WHAT TO WORK ON. Copy each line below in which the word "time" occurs.
* * * *
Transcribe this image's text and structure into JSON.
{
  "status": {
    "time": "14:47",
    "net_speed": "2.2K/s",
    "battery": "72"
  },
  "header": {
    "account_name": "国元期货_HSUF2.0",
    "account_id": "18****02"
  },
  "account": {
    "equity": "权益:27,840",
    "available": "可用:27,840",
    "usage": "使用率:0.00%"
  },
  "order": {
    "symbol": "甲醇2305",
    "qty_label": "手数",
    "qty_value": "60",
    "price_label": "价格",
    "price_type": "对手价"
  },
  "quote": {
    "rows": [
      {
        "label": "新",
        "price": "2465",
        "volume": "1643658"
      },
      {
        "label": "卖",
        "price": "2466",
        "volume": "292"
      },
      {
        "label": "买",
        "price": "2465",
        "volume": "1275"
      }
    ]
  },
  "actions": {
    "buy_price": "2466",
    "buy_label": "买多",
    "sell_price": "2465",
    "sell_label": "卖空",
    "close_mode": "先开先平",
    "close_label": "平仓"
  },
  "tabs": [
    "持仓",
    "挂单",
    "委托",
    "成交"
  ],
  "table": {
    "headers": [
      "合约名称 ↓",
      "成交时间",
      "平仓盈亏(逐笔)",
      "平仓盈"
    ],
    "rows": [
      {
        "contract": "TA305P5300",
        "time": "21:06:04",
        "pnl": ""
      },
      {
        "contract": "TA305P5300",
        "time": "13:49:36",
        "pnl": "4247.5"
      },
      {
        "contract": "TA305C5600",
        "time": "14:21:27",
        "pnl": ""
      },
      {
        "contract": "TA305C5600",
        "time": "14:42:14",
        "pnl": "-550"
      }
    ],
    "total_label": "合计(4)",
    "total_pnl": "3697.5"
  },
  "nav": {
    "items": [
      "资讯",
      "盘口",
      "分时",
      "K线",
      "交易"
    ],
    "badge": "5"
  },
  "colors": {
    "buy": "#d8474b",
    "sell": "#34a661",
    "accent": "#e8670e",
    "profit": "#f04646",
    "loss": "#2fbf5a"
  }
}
* * * *
SOLUTION FOR THIS TASK.
    "time": "14:47",
        "time": "21:06:04",
        "time": "13:49:36",
        "time": "14:21:27",
        "time": "14:42:14",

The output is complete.